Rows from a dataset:

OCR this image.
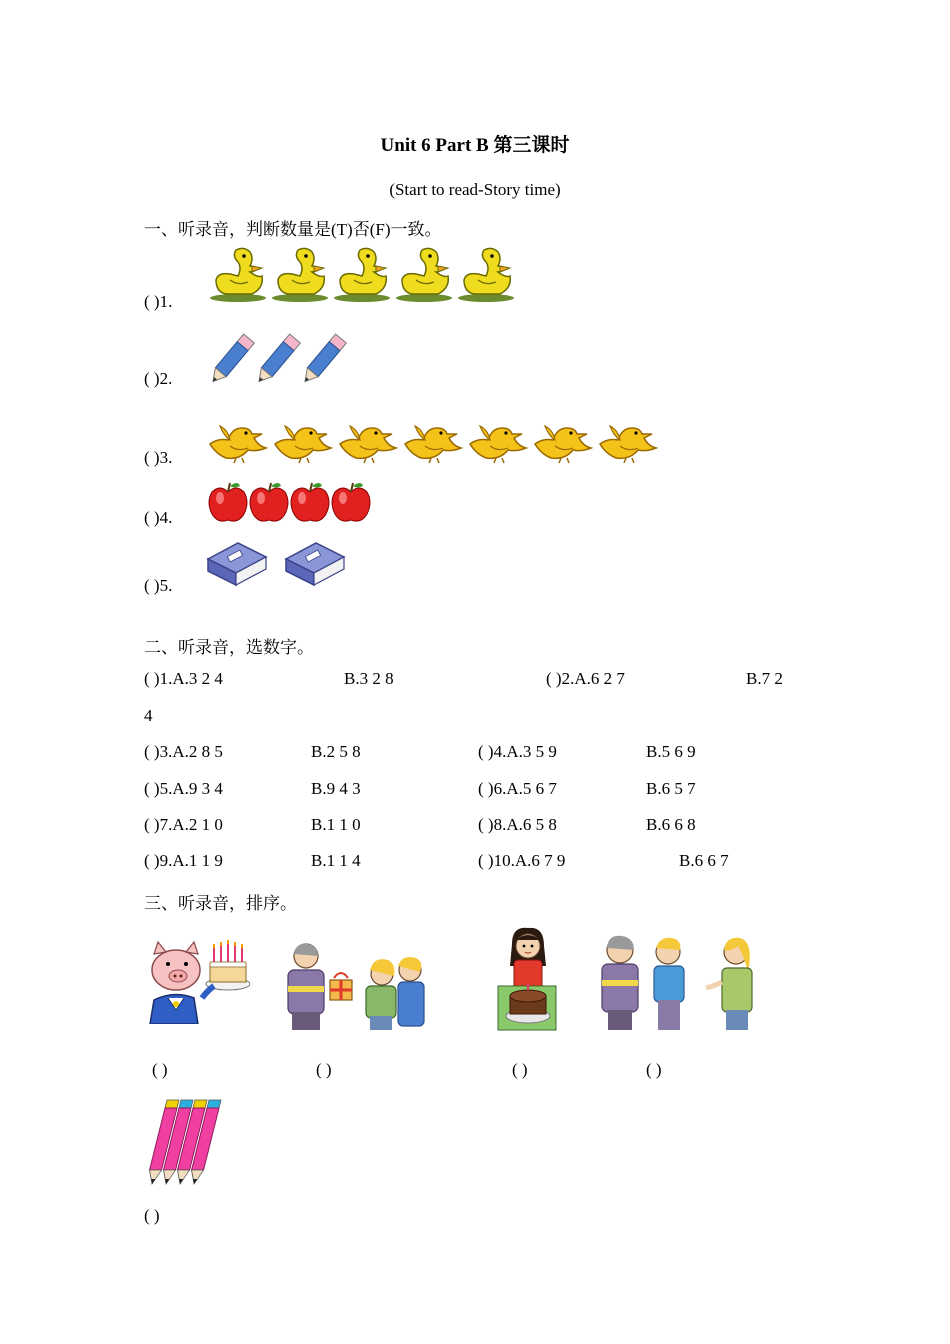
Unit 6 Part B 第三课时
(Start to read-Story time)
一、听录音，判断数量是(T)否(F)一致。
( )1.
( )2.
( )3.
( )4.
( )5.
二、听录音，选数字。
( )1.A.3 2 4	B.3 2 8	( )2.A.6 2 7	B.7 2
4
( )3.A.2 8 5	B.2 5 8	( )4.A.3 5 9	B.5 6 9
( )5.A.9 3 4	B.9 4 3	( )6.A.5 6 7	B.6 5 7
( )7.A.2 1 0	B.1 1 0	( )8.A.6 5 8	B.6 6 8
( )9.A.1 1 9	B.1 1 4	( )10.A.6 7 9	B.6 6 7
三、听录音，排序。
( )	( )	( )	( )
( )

§ Short task
Reproduce the material in its entirety and word for word, without the pictures.

§ Written reply
OCR this image.
Unit 6 Part B 第三课时
(Start to read-Story time)
一、听录音，判断数量是(T)否(F)一致。
( )1.
( )2.
( )3.
( )4.
( )5.
二、听录音，选数字。
( )1.A.3 2 4	B.3 2 8	( )2.A.6 2 7	B.7 2
4
( )3.A.2 8 5	B.2 5 8	( )4.A.3 5 9	B.5 6 9
( )5.A.9 3 4	B.9 4 3	( )6.A.5 6 7	B.6 5 7
( )7.A.2 1 0	B.1 1 0	( )8.A.6 5 8	B.6 6 8
( )9.A.1 1 9	B.1 1 4	( )10.A.6 7 9	B.6 6 7
三、听录音，排序。
( )	( )	( )	( )
( )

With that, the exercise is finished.